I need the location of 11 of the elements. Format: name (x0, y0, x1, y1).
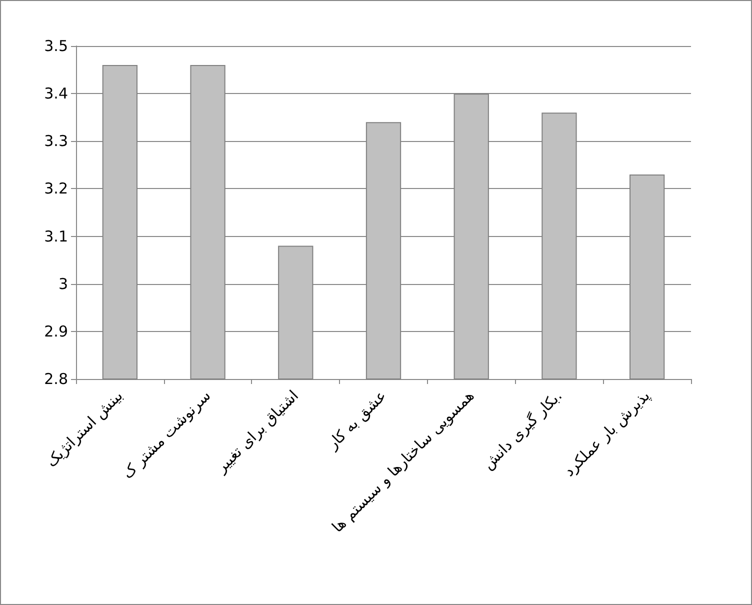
y-tick-label: 2.9 (44, 322, 68, 340)
y-tick-label: 3.1 (44, 227, 68, 246)
x-tick-label: بینش استراتژیک (42, 386, 126, 471)
y-tick-label: 3.5 (44, 37, 68, 55)
y-tick-label: 3 (58, 274, 68, 293)
y-tick-label: 2.8 (44, 370, 68, 388)
x-tick-label: عشق به کار (323, 386, 390, 454)
x-tick-label: اشتیاق برای تغییر (212, 386, 302, 477)
y-tick-label: 3.2 (44, 180, 68, 198)
y-tick-label: 3.3 (44, 132, 68, 150)
y-tick-label: 3.4 (44, 84, 68, 103)
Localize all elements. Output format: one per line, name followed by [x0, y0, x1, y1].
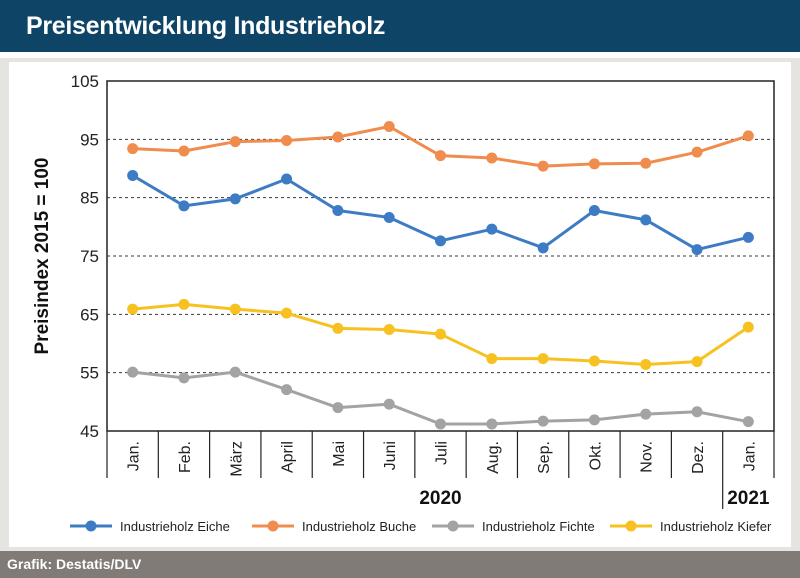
- data-point: [435, 328, 446, 340]
- x-tick-label: Dez.: [690, 441, 707, 474]
- data-point: [691, 406, 703, 418]
- data-point: [229, 136, 241, 148]
- legend-label: Industrieholz Eiche: [120, 519, 230, 534]
- legend-label: Industrieholz Kiefer: [660, 519, 772, 534]
- y-tick-label: 105: [71, 72, 99, 91]
- data-point: [691, 146, 703, 158]
- y-tick-label: 55: [80, 364, 99, 383]
- data-point: [127, 366, 139, 378]
- series-line-2: [132, 370, 749, 426]
- data-point: [640, 214, 652, 226]
- data-point: [383, 324, 395, 335]
- year-label: 2020: [419, 488, 461, 509]
- data-point: [178, 298, 190, 310]
- data-point: [127, 303, 139, 315]
- data-point: [691, 356, 703, 368]
- data-point: [127, 170, 139, 181]
- data-point: [435, 150, 446, 162]
- data-point: [332, 402, 344, 414]
- data-point: [588, 205, 600, 216]
- x-tick-label: Aug.: [485, 441, 502, 474]
- x-tick-label: April: [280, 441, 297, 473]
- data-point: [332, 131, 344, 143]
- data-point: [537, 415, 549, 427]
- data-point: [178, 145, 190, 157]
- data-point: [178, 200, 190, 212]
- data-point: [486, 353, 498, 365]
- data-point: [742, 231, 754, 243]
- data-point: [229, 366, 241, 378]
- legend-label: Industrieholz Fichte: [482, 519, 595, 534]
- data-point: [588, 158, 600, 170]
- data-point: [742, 130, 754, 142]
- x-tick-label: Feb.: [177, 441, 194, 473]
- legend-swatch-marker: [625, 520, 637, 532]
- y-tick-label: 45: [80, 422, 99, 441]
- data-point: [127, 143, 139, 155]
- legend-swatch-marker: [447, 520, 459, 532]
- data-point: [281, 384, 293, 396]
- year-label: 2021: [727, 488, 770, 509]
- data-point: [435, 418, 446, 430]
- legend-swatch-marker: [85, 520, 97, 532]
- x-tick-label: Jan.: [741, 441, 758, 471]
- data-point: [640, 157, 652, 169]
- data-point: [691, 244, 703, 256]
- x-tick-label: Juli: [434, 441, 451, 465]
- chart-panel: [9, 62, 791, 547]
- data-point: [537, 353, 549, 365]
- footer-bar: Grafik: Destatis/DLV: [0, 551, 800, 578]
- source-credit: Grafik: Destatis/DLV: [7, 556, 142, 572]
- data-point: [486, 418, 498, 430]
- data-point: [537, 160, 549, 172]
- data-point: [229, 303, 241, 315]
- data-point: [486, 223, 498, 235]
- y-tick-label: 95: [80, 130, 99, 149]
- data-point: [742, 416, 754, 428]
- x-tick-label: Jan.: [126, 441, 143, 471]
- data-point: [383, 398, 395, 410]
- data-point: [281, 173, 293, 185]
- legend-swatch-marker: [267, 520, 279, 532]
- x-tick-label: Sep.: [536, 441, 553, 474]
- chart-title: Preisentwicklung Industrieholz: [26, 12, 386, 40]
- data-point: [640, 359, 652, 370]
- x-tick-label: Juni: [382, 441, 399, 470]
- data-point: [332, 205, 344, 216]
- x-tick-label: Mai: [331, 441, 348, 467]
- data-point: [229, 193, 241, 205]
- data-point: [742, 321, 754, 333]
- y-tick-label: 65: [80, 305, 99, 324]
- data-point: [588, 355, 600, 367]
- y-tick-label: 85: [80, 189, 99, 208]
- x-tick-label: Okt.: [587, 441, 604, 470]
- data-point: [588, 414, 600, 426]
- data-point: [537, 242, 549, 254]
- data-point: [640, 408, 652, 420]
- data-point: [435, 235, 446, 247]
- data-point: [178, 372, 190, 384]
- x-tick-label: März: [228, 441, 245, 477]
- y-tick-label: 75: [80, 247, 99, 266]
- data-point: [281, 307, 293, 319]
- data-point: [332, 322, 344, 334]
- data-point: [486, 152, 498, 164]
- data-point: [281, 135, 293, 146]
- legend-label: Industrieholz Buche: [302, 519, 416, 534]
- x-tick-label: Nov.: [639, 441, 656, 473]
- data-point: [383, 212, 395, 223]
- plot-frame: [106, 80, 775, 432]
- y-axis-label: Preisindex 2015 = 100: [32, 157, 53, 354]
- header-divider: [0, 52, 800, 58]
- header-bar: Preisentwicklung Industrieholz: [0, 0, 800, 52]
- data-point: [383, 121, 395, 132]
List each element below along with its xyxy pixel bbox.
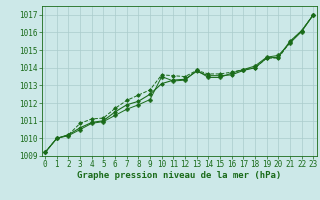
X-axis label: Graphe pression niveau de la mer (hPa): Graphe pression niveau de la mer (hPa) (77, 171, 281, 180)
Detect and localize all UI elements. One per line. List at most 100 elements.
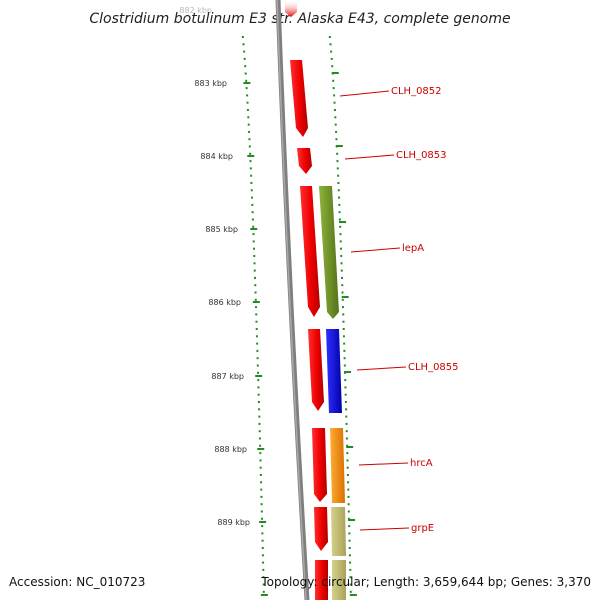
scale-dot bbox=[258, 422, 261, 425]
scale-dot bbox=[344, 401, 347, 403]
scale-dot bbox=[262, 568, 265, 571]
scale-dot bbox=[339, 233, 342, 236]
scale-dot bbox=[257, 379, 260, 382]
scale-dot bbox=[258, 408, 261, 411]
tick-label: 888 kbp bbox=[214, 445, 247, 454]
outer-tick bbox=[331, 72, 339, 74]
scale-dot bbox=[330, 57, 333, 60]
scale-dot bbox=[261, 539, 264, 542]
scale-dot bbox=[337, 174, 340, 177]
gene-arrow[interactable] bbox=[297, 148, 312, 174]
gene-label-CLH_0855: CLH_0855 bbox=[408, 362, 459, 373]
scale-dot bbox=[346, 474, 349, 476]
gene-grpE[interactable] bbox=[331, 507, 346, 556]
gene-arrow[interactable] bbox=[285, 0, 297, 17]
scale-dot bbox=[341, 284, 344, 287]
scale-dot bbox=[349, 590, 352, 593]
gene-segment[interactable] bbox=[332, 560, 346, 600]
scale-dot bbox=[338, 211, 341, 214]
scale-dot bbox=[340, 269, 343, 272]
gene-arrow[interactable] bbox=[308, 329, 324, 411]
tick-label: 885 kbp bbox=[205, 225, 238, 234]
gene-label-CLH_0853: CLH_0853 bbox=[396, 150, 447, 161]
scale-dot bbox=[260, 495, 263, 498]
tick-label: 883 kbp bbox=[194, 79, 227, 88]
scale-dot bbox=[262, 561, 265, 564]
scale-dot bbox=[342, 320, 345, 323]
scale-dot bbox=[344, 393, 347, 396]
tick-marks bbox=[243, 72, 357, 596]
scale-dot bbox=[259, 444, 262, 447]
tick-label: 886 kbp bbox=[208, 298, 241, 307]
scale-dot bbox=[341, 291, 344, 294]
scale-dot bbox=[253, 262, 256, 265]
scale-dot bbox=[251, 196, 254, 199]
scale-dot bbox=[261, 532, 264, 535]
scale-dot bbox=[345, 422, 348, 425]
scale-dot bbox=[251, 211, 254, 214]
outer-tick bbox=[341, 296, 349, 298]
scale-dot bbox=[242, 43, 245, 46]
scale-dot bbox=[340, 262, 343, 265]
label-leader bbox=[344, 154, 395, 160]
scale-dot bbox=[338, 203, 341, 206]
major-tick bbox=[257, 448, 265, 450]
scale-dot bbox=[333, 94, 336, 97]
major-tick bbox=[255, 375, 263, 377]
scale-dot bbox=[340, 255, 343, 257]
major-tick bbox=[260, 594, 268, 596]
gene-arrow[interactable] bbox=[315, 560, 328, 600]
scale-dot bbox=[252, 240, 255, 243]
major-tick bbox=[252, 301, 260, 303]
scale-dot bbox=[338, 196, 341, 199]
scale-dot bbox=[255, 320, 258, 323]
scale-dot bbox=[252, 247, 255, 250]
scale-dot bbox=[261, 517, 264, 520]
gene-arrow[interactable] bbox=[300, 186, 320, 317]
scale-dot bbox=[248, 130, 251, 133]
scale-dot bbox=[332, 79, 335, 82]
scale-dot bbox=[329, 43, 332, 46]
scale-dot bbox=[344, 386, 347, 389]
scale-dot bbox=[334, 123, 337, 126]
gene-arrow[interactable] bbox=[314, 507, 328, 551]
scale-dot bbox=[341, 306, 344, 309]
scale-dot bbox=[253, 255, 256, 257]
forward-strand-track bbox=[285, 0, 328, 600]
scale-dot bbox=[343, 357, 346, 360]
scale-dot bbox=[333, 101, 336, 104]
scale-dot bbox=[346, 459, 349, 462]
gene-label-hrcA: hrcA bbox=[410, 458, 433, 469]
gene-hrcA[interactable] bbox=[330, 428, 345, 503]
scale-dot bbox=[262, 590, 265, 593]
tick-label: 882 kbp bbox=[179, 6, 212, 15]
scale-dot bbox=[346, 444, 349, 447]
scale-dot bbox=[256, 357, 259, 360]
scale-dot bbox=[243, 57, 246, 60]
scale-dot bbox=[260, 510, 263, 513]
major-tick bbox=[243, 82, 251, 84]
gene-lepA[interactable] bbox=[319, 186, 339, 319]
topology-summary: Topology: circular; Length: 3,659,644 bp… bbox=[261, 575, 591, 589]
scale-dot bbox=[347, 510, 350, 513]
scale-dot bbox=[260, 488, 263, 491]
scale-dot bbox=[257, 393, 260, 396]
scale-dot bbox=[249, 160, 252, 163]
gene-CLH_0855[interactable] bbox=[326, 329, 342, 413]
scale-dot bbox=[254, 306, 257, 309]
scale-dot bbox=[247, 116, 250, 119]
scale-dot bbox=[244, 72, 247, 75]
gene-arrow[interactable] bbox=[290, 60, 308, 137]
scale-dot bbox=[348, 532, 351, 535]
scale-dot bbox=[348, 547, 351, 549]
map-title: Clostridium botulinum E3 str. Alaska E43… bbox=[89, 11, 510, 27]
scale-dot bbox=[252, 225, 255, 228]
tick-labels: 882 kbp 883 kbp 884 kbp 885 kbp 886 kbp … bbox=[179, 6, 250, 527]
scale-dot bbox=[349, 561, 352, 564]
outer-tick bbox=[344, 371, 352, 373]
scale-dot bbox=[257, 386, 260, 389]
scale-dot bbox=[254, 284, 257, 287]
scale-dot bbox=[331, 65, 334, 68]
tick-label: 887 kbp bbox=[211, 372, 244, 381]
gene-arrow[interactable] bbox=[312, 428, 327, 502]
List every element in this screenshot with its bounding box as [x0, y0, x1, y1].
------------------------------------
== TO BE DONE ==
Copy the rows above word for word, from the line containing "- data-point: [435, 328, 446, 340]" down through the line containing "- data-point: [435, 418, 446, 430]", both lines included.

== WORKED SOLUTION ==
- data-point: [435, 328, 446, 340]
- x-tick-label: Dez.: [690, 441, 707, 474]
- data-point: [691, 406, 703, 418]
- data-point: [229, 136, 241, 148]
- legend-label: Industrieholz Eiche: [120, 519, 230, 534]
- legend-label: Industrieholz Kiefer: [660, 519, 772, 534]
- y-tick-label: 105: [71, 72, 99, 91]
- data-point: [691, 146, 703, 158]
- y-tick-label: 55: [80, 364, 99, 383]
- data-point: [127, 366, 139, 378]
- series-line-2: [132, 370, 749, 426]
- data-point: [640, 214, 652, 226]
- data-point: [383, 324, 395, 335]
- year-label: 2020: [419, 488, 461, 509]
- data-point: [178, 298, 190, 310]
- data-point: [127, 303, 139, 315]
- data-point: [691, 356, 703, 368]
- data-point: [127, 170, 139, 181]
- data-point: [435, 150, 446, 162]
- data-point: [332, 402, 344, 414]
- data-point: [588, 205, 600, 216]
- x-tick-label: Aug.: [485, 441, 502, 474]
- x-tick-label: April: [280, 441, 297, 473]
- data-point: [332, 131, 344, 143]
- data-point: [537, 415, 549, 427]
- data-point: [178, 145, 190, 157]
- data-point: [178, 200, 190, 212]
- data-point: [486, 353, 498, 365]
- data-point: [742, 231, 754, 243]
- data-point: [229, 366, 241, 378]
- legend-label: Industrieholz Fichte: [482, 519, 595, 534]
- data-point: [588, 158, 600, 170]
- data-point: [742, 130, 754, 142]
- x-tick-label: Feb.: [177, 441, 194, 473]
- legend-swatch-marker: [625, 520, 637, 532]
- y-tick-label: 45: [80, 422, 99, 441]
- data-point: [127, 143, 139, 155]
- legend-swatch-marker: [447, 520, 459, 532]
- data-point: [281, 384, 293, 396]
- year-label: 2021: [727, 488, 770, 509]
- data-point: [435, 418, 446, 430]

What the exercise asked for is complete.